• **Written task**: Read through the data and report every line in which the word "Ubuntu" occurs.

-*-*-

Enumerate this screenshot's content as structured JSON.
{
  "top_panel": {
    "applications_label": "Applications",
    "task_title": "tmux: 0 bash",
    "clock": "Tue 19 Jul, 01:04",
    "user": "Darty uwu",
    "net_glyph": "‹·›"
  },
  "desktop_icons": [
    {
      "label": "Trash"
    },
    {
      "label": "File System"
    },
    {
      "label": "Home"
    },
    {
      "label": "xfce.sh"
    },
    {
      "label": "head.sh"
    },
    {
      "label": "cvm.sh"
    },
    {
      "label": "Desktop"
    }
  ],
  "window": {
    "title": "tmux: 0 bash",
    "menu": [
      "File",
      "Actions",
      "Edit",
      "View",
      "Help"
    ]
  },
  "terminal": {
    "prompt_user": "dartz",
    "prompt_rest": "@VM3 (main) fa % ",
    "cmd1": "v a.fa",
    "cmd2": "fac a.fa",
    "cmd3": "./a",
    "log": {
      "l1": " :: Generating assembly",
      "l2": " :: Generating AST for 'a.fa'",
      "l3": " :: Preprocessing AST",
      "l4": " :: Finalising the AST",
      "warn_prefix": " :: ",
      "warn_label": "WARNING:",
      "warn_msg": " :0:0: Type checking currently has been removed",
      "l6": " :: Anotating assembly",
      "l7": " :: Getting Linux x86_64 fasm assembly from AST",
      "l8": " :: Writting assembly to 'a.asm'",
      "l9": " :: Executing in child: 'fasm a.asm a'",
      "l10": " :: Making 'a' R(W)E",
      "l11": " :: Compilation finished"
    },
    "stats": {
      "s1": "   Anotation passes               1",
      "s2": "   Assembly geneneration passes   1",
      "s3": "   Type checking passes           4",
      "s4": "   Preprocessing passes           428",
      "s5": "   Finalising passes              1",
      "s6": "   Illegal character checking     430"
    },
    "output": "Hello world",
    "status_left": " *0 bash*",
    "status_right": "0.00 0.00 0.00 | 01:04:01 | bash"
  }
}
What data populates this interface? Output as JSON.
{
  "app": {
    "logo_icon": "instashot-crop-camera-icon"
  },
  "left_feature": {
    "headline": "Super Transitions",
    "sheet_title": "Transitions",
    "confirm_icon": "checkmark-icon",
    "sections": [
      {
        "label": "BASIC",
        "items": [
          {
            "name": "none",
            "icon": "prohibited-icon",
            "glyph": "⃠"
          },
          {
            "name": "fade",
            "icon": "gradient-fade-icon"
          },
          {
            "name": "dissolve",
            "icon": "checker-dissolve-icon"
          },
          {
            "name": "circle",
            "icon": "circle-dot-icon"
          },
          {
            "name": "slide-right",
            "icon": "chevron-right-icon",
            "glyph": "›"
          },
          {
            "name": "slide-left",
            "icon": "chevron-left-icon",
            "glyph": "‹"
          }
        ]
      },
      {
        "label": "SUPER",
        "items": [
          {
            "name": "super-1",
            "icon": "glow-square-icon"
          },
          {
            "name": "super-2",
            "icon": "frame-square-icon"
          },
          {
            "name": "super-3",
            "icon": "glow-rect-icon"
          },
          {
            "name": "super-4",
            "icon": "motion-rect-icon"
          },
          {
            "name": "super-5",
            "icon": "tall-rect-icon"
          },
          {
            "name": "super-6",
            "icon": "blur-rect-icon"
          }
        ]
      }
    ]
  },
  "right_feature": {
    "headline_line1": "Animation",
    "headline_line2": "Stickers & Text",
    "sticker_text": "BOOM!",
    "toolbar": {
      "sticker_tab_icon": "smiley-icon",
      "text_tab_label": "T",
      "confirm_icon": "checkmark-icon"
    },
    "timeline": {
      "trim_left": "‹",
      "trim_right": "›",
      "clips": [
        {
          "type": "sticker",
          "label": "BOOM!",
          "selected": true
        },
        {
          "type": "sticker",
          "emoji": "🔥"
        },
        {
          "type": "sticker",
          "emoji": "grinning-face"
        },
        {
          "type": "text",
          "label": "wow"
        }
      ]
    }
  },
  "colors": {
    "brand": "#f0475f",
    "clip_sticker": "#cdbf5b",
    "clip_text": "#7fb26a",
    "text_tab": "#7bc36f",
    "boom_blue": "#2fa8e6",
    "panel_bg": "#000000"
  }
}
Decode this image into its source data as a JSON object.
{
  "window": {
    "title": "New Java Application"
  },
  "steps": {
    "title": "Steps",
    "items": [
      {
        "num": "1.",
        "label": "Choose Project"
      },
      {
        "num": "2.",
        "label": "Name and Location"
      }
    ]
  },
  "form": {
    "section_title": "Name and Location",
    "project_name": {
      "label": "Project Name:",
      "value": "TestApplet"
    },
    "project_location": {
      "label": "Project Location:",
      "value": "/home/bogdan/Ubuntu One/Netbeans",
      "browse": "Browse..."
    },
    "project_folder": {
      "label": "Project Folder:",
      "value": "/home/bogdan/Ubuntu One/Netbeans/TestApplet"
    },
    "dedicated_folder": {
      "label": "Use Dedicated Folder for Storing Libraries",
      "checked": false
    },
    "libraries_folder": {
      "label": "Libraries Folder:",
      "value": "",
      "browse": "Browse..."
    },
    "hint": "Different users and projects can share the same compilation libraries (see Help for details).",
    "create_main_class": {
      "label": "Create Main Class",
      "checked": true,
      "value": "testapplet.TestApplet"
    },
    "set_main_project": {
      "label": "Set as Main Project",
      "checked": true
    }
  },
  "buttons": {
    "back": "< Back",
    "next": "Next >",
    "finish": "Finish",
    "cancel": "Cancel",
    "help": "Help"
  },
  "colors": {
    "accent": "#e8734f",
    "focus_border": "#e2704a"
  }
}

-*-*-

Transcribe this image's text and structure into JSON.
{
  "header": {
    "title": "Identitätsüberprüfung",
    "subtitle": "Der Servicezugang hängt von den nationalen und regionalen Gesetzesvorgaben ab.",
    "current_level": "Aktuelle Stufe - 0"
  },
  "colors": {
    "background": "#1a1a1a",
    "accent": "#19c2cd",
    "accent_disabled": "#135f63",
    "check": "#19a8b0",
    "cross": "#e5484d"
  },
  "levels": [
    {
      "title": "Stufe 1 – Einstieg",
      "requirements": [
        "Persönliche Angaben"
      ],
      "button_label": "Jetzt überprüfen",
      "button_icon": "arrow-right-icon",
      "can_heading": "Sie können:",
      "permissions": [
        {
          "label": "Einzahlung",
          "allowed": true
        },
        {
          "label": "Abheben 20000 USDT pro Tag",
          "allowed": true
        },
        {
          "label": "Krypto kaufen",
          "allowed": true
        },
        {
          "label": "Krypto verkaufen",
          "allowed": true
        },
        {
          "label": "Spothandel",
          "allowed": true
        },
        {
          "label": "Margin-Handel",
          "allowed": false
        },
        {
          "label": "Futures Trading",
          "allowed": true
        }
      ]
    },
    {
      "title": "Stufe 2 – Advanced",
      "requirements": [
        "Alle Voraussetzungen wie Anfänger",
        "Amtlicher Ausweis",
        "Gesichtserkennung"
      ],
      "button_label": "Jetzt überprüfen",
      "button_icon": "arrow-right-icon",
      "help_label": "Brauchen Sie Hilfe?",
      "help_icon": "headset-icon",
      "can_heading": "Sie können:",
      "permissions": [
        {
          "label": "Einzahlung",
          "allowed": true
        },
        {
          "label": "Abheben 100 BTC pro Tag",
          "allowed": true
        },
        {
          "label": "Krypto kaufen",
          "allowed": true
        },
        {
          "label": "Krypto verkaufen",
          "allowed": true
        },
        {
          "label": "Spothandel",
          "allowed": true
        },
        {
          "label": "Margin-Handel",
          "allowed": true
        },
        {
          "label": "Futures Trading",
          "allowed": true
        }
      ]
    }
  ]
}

-*-*-

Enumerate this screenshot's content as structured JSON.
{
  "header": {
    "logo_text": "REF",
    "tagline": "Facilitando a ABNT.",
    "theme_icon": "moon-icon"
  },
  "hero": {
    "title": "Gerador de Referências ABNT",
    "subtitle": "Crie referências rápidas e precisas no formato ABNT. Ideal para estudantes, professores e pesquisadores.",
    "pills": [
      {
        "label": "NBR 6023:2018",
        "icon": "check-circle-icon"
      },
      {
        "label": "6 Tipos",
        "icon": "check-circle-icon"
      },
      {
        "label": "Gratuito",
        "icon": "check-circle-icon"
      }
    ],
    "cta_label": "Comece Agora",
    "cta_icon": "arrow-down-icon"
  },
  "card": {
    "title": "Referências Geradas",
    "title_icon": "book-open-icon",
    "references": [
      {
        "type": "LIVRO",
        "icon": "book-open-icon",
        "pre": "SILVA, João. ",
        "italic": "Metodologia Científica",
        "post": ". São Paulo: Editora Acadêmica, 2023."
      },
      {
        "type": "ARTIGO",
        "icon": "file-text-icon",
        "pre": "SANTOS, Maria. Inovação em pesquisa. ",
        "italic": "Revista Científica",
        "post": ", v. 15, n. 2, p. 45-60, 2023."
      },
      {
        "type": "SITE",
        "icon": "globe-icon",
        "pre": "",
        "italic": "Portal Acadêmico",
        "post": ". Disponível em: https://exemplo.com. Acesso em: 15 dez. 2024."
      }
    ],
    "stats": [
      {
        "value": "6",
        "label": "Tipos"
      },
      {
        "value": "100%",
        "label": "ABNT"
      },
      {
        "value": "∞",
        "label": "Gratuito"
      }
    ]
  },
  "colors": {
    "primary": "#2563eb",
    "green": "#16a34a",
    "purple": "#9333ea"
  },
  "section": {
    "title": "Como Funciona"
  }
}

-*-*-

• **Answer to the task**:
      "value": "/home/bogdan/Ubuntu One/Netbeans",
      "value": "/home/bogdan/Ubuntu One/Netbeans/TestApplet"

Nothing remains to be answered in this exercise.